* **Goal**:
Return every entry exactly.
*** Data provided
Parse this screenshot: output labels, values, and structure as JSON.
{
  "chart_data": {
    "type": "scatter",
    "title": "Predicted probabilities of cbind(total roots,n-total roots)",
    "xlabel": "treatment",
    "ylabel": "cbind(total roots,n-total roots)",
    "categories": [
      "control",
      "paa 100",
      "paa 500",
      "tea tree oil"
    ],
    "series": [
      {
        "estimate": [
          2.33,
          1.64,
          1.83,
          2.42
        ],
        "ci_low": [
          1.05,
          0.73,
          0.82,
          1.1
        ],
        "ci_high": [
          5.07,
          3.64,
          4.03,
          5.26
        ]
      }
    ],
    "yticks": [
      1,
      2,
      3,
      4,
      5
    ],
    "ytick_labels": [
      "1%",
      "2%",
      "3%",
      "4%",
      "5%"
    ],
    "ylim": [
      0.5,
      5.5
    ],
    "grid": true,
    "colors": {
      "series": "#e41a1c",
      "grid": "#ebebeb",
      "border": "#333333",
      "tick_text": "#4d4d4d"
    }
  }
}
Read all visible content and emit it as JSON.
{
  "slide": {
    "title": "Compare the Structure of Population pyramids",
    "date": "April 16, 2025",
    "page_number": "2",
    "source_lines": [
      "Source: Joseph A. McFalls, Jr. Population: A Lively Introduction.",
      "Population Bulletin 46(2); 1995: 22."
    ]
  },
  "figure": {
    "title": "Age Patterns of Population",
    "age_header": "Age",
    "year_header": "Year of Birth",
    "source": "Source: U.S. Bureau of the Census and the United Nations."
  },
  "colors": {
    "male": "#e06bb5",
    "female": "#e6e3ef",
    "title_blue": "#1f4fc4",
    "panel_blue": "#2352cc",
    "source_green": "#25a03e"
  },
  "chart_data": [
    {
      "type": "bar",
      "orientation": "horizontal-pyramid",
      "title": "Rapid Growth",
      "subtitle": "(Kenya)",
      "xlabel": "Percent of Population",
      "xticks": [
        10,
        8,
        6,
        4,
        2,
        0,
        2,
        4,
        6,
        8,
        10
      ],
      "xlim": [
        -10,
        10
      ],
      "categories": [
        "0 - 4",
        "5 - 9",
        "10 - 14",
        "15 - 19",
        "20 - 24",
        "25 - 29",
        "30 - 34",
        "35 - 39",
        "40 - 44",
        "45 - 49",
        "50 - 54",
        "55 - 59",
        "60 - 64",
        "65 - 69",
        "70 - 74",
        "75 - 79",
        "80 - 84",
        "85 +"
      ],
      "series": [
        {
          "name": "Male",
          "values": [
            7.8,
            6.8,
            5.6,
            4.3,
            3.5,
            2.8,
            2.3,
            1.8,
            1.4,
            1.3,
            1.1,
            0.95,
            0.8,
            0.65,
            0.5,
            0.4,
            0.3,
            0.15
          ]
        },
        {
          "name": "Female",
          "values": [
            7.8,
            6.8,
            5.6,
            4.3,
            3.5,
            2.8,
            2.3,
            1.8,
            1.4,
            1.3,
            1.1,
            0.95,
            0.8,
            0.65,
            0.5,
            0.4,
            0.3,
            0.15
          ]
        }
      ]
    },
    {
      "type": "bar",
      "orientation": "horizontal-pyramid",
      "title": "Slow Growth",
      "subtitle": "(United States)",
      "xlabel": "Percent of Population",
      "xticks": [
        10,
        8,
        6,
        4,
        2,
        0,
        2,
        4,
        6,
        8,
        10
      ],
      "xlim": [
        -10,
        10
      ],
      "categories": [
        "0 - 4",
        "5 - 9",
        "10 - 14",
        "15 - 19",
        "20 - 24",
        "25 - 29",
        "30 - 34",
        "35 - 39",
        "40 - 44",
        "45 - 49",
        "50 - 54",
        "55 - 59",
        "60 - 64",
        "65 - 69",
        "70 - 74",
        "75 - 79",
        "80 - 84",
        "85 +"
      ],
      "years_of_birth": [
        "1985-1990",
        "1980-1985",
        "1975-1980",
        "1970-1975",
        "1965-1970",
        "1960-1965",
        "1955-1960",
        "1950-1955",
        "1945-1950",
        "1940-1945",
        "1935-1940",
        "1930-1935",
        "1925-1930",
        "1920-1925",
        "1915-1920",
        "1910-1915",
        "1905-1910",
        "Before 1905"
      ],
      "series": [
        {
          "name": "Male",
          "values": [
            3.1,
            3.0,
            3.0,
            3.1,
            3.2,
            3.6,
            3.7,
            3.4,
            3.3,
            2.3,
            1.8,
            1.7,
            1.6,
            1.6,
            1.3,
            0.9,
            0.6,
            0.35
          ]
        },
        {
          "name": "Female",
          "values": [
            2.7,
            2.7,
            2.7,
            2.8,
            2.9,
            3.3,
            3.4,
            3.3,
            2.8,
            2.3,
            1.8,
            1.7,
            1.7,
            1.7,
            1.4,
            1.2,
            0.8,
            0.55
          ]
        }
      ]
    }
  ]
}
******
* **Exercise response**:
Parse this screenshot: output labels, values, and structure as JSON.
{
  "chart_data": {
    "type": "scatter",
    "title": "Predicted probabilities of cbind(total roots,n-total roots)",
    "xlabel": "treatment",
    "ylabel": "cbind(total roots,n-total roots)",
    "categories": [
      "control",
      "paa 100",
      "paa 500",
      "tea tree oil"
    ],
    "series": [
      {
        "estimate": [
          2.33,
          1.64,
          1.83,
          2.42
        ],
        "ci_low": [
          1.05,
          0.73,
          0.82,
          1.1
        ],
        "ci_high": [
          5.07,
          3.64,
          4.03,
          5.26
        ]
      }
    ],
    "yticks": [
      1,
      2,
      3,
      4,
      5
    ],
    "ytick_labels": [
      "1%",
      "2%",
      "3%",
      "4%",
      "5%"
    ],
    "ylim": [
      0.5,
      5.5
    ],
    "grid": true,
    "colors": {
      "series": "#e41a1c",
      "grid": "#ebebeb",
      "border": "#333333",
      "tick_text": "#4d4d4d"
    }
  }
}
Read all visible content and emit it as JSON.
{
  "slide": {
    "title": "Compare the Structure of Population pyramids",
    "date": "April 16, 2025",
    "page_number": "2",
    "source_lines": [
      "Source: Joseph A. McFalls, Jr. Population: A Lively Introduction.",
      "Population Bulletin 46(2); 1995: 22."
    ]
  },
  "figure": {
    "title": "Age Patterns of Population",
    "age_header": "Age",
    "year_header": "Year of Birth",
    "source": "Source: U.S. Bureau of the Census and the United Nations."
  },
  "colors": {
    "male": "#e06bb5",
    "female": "#e6e3ef",
    "title_blue": "#1f4fc4",
    "panel_blue": "#2352cc",
    "source_green": "#25a03e"
  },
  "chart_data": [
    {
      "type": "bar",
      "orientation": "horizontal-pyramid",
      "title": "Rapid Growth",
      "subtitle": "(Kenya)",
      "xlabel": "Percent of Population",
      "xticks": [
        10,
        8,
        6,
        4,
        2,
        0,
        2,
        4,
        6,
        8,
        10
      ],
      "xlim": [
        -10,
        10
      ],
      "categories": [
        "0 - 4",
        "5 - 9",
        "10 - 14",
        "15 - 19",
        "20 - 24",
        "25 - 29",
        "30 - 34",
        "35 - 39",
        "40 - 44",
        "45 - 49",
        "50 - 54",
        "55 - 59",
        "60 - 64",
        "65 - 69",
        "70 - 74",
        "75 - 79",
        "80 - 84",
        "85 +"
      ],
      "series": [
        {
          "name": "Male",
          "values": [
            7.8,
            6.8,
            5.6,
            4.3,
            3.5,
            2.8,
            2.3,
            1.8,
            1.4,
            1.3,
            1.1,
            0.95,
            0.8,
            0.65,
            0.5,
            0.4,
            0.3,
            0.15
          ]
        },
        {
          "name": "Female",
          "values": [
            7.8,
            6.8,
            5.6,
            4.3,
            3.5,
            2.8,
            2.3,
            1.8,
            1.4,
            1.3,
            1.1,
            0.95,
            0.8,
            0.65,
            0.5,
            0.4,
            0.3,
            0.15
          ]
        }
      ]
    },
    {
      "type": "bar",
      "orientation": "horizontal-pyramid",
      "title": "Slow Growth",
      "subtitle": "(United States)",
      "xlabel": "Percent of Population",
      "xticks": [
        10,
        8,
        6,
        4,
        2,
        0,
        2,
        4,
        6,
        8,
        10
      ],
      "xlim": [
        -10,
        10
      ],
      "categories": [
        "0 - 4",
        "5 - 9",
        "10 - 14",
        "15 - 19",
        "20 - 24",
        "25 - 29",
        "30 - 34",
        "35 - 39",
        "40 - 44",
        "45 - 49",
        "50 - 54",
        "55 - 59",
        "60 - 64",
        "65 - 69",
        "70 - 74",
        "75 - 79",
        "80 - 84",
        "85 +"
      ],
      "years_of_birth": [
        "1985-1990",
        "1980-1985",
        "1975-1980",
        "1970-1975",
        "1965-1970",
        "1960-1965",
        "1955-1960",
        "1950-1955",
        "1945-1950",
        "1940-1945",
        "1935-1940",
        "1930-1935",
        "1925-1930",
        "1920-1925",
        "1915-1920",
        "1910-1915",
        "1905-1910",
        "Before 1905"
      ],
      "series": [
        {
          "name": "Male",
          "values": [
            3.1,
            3.0,
            3.0,
            3.1,
            3.2,
            3.6,
            3.7,
            3.4,
            3.3,
            2.3,
            1.8,
            1.7,
            1.6,
            1.6,
            1.3,
            0.9,
            0.6,
            0.35
          ]
        },
        {
          "name": "Female",
          "values": [
            2.7,
            2.7,
            2.7,
            2.8,
            2.9,
            3.3,
            3.4,
            3.3,
            2.8,
            2.3,
            1.8,
            1.7,
            1.7,
            1.7,
            1.4,
            1.2,
            0.8,
            0.55
          ]
        }
      ]
    }
  ]
}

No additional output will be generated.